Find the string "text" in the entries and copy each line that has it.

» DATA ROWS:

============

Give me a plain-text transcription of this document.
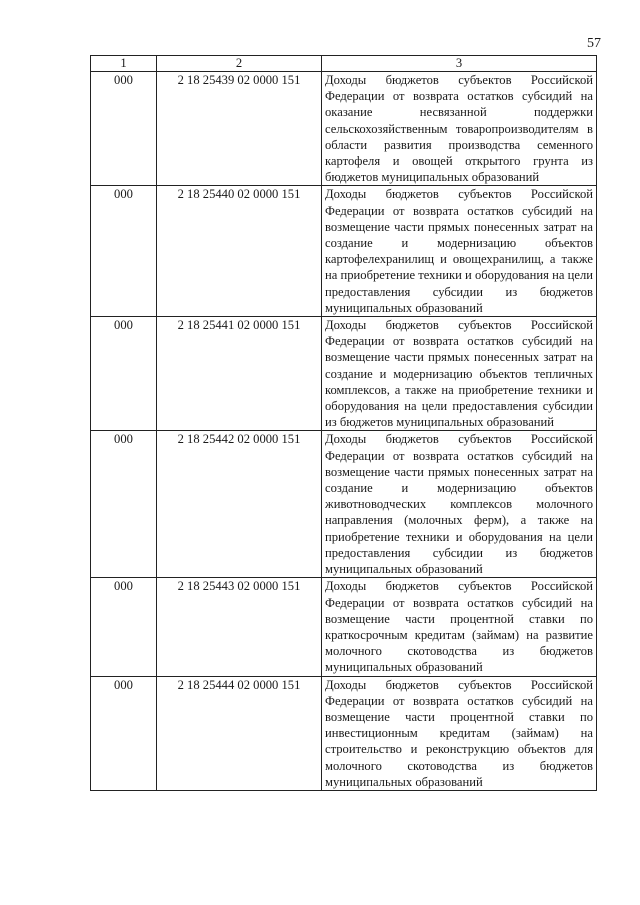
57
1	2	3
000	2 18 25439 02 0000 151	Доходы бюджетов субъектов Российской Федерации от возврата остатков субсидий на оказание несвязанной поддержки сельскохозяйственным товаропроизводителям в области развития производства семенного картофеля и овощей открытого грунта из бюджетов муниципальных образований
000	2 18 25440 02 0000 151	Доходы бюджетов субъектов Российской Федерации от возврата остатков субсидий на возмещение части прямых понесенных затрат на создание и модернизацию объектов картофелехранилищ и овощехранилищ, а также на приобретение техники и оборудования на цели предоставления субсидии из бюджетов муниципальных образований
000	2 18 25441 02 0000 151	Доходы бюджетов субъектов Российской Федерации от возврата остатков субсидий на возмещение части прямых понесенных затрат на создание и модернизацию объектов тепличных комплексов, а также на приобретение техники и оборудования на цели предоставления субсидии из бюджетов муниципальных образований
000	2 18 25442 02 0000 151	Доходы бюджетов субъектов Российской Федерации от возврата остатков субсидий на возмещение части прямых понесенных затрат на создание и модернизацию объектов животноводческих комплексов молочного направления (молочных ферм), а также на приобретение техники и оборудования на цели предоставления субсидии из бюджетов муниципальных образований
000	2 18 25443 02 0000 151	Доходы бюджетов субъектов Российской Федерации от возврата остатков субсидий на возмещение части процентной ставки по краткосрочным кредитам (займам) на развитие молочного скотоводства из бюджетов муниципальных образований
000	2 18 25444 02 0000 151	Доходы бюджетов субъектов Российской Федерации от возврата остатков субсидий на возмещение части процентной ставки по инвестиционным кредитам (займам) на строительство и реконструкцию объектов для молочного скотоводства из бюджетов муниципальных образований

============

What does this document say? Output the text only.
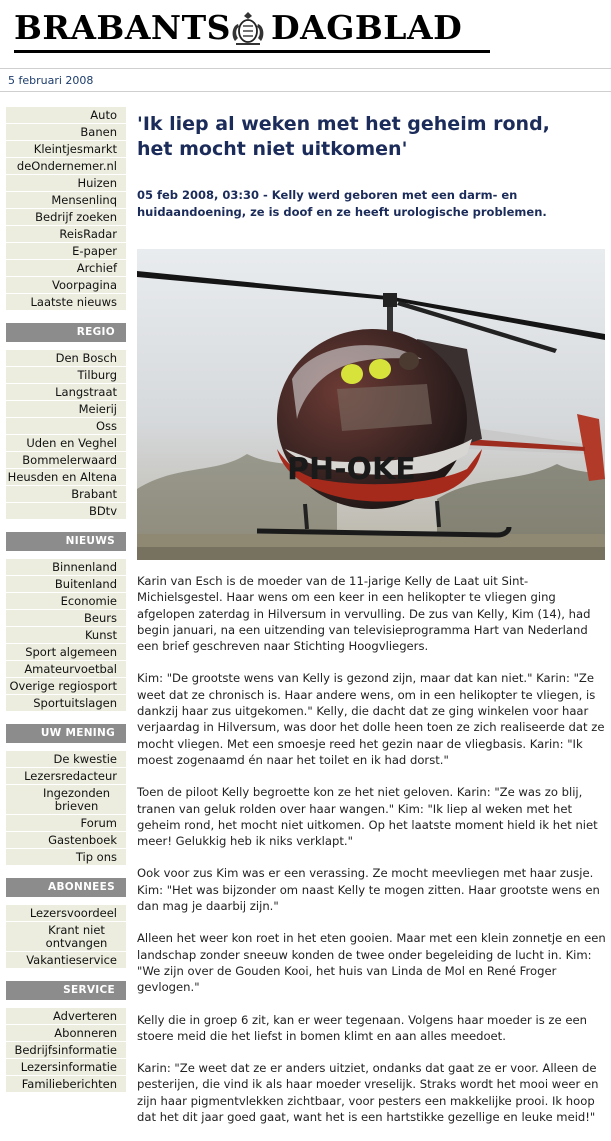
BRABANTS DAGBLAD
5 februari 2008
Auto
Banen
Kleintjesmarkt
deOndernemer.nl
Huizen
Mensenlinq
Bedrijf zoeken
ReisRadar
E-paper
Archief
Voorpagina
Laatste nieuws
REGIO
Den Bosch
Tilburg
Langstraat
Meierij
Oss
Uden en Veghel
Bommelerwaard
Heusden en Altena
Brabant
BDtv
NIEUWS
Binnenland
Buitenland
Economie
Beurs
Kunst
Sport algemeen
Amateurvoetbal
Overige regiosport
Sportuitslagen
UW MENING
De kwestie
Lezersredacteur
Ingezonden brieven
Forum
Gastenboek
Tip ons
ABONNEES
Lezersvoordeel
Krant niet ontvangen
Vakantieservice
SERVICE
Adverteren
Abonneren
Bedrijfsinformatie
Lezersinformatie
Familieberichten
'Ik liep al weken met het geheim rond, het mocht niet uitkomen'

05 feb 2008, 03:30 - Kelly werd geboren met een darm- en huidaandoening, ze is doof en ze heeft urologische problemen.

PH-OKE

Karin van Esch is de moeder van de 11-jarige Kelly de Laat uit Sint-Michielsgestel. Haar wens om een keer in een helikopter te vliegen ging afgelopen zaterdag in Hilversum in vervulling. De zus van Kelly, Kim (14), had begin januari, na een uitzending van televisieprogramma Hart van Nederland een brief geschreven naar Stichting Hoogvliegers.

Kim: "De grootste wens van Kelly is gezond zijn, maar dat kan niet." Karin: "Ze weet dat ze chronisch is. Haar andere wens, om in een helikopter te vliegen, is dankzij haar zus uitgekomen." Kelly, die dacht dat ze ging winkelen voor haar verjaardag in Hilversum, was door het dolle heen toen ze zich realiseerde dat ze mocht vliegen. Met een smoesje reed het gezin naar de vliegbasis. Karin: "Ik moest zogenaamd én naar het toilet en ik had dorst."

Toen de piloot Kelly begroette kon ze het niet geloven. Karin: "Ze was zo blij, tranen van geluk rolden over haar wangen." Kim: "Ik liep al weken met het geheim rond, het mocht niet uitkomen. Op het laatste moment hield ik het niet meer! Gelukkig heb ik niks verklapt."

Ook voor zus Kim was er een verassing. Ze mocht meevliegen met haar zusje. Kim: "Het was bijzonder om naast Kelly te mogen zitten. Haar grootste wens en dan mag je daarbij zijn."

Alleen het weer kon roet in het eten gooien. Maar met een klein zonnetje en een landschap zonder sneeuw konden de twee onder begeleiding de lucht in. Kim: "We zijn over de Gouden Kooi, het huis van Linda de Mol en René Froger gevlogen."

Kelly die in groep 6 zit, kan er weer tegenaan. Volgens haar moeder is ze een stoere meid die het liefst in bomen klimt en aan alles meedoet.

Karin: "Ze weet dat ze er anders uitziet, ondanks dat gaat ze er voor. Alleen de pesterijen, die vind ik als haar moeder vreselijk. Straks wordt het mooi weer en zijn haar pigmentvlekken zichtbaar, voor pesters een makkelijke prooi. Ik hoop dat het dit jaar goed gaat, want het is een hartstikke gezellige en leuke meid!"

============

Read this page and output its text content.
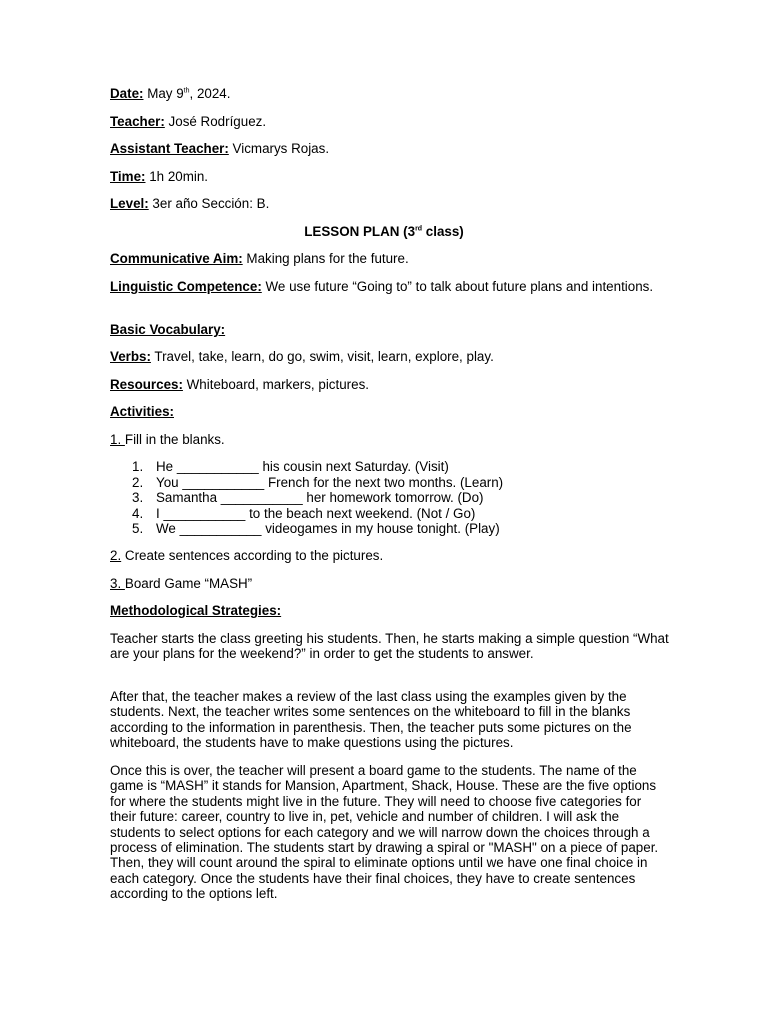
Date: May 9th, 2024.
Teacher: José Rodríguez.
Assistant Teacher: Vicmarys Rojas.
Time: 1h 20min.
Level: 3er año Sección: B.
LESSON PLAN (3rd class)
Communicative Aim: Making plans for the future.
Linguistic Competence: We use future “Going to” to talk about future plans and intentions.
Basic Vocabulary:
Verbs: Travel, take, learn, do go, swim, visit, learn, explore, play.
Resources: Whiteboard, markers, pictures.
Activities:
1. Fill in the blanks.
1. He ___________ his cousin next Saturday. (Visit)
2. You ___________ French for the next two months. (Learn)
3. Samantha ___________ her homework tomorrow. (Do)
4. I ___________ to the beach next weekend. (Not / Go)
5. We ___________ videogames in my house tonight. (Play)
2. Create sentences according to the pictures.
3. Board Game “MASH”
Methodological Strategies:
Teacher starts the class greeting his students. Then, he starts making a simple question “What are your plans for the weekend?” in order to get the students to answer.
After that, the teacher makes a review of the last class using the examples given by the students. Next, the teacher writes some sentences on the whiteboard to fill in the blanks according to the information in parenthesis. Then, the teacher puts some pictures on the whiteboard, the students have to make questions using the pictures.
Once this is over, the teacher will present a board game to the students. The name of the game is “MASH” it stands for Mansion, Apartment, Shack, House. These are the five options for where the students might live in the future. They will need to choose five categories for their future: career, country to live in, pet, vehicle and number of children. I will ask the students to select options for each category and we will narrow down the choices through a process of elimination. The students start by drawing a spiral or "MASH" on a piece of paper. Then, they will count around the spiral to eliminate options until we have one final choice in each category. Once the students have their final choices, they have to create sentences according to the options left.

============

» ANSWER TO THIS PROBLEM:
Give me a plain-text transcription of this document.
What does this document say? Output the text only.
Read this page and output its text content.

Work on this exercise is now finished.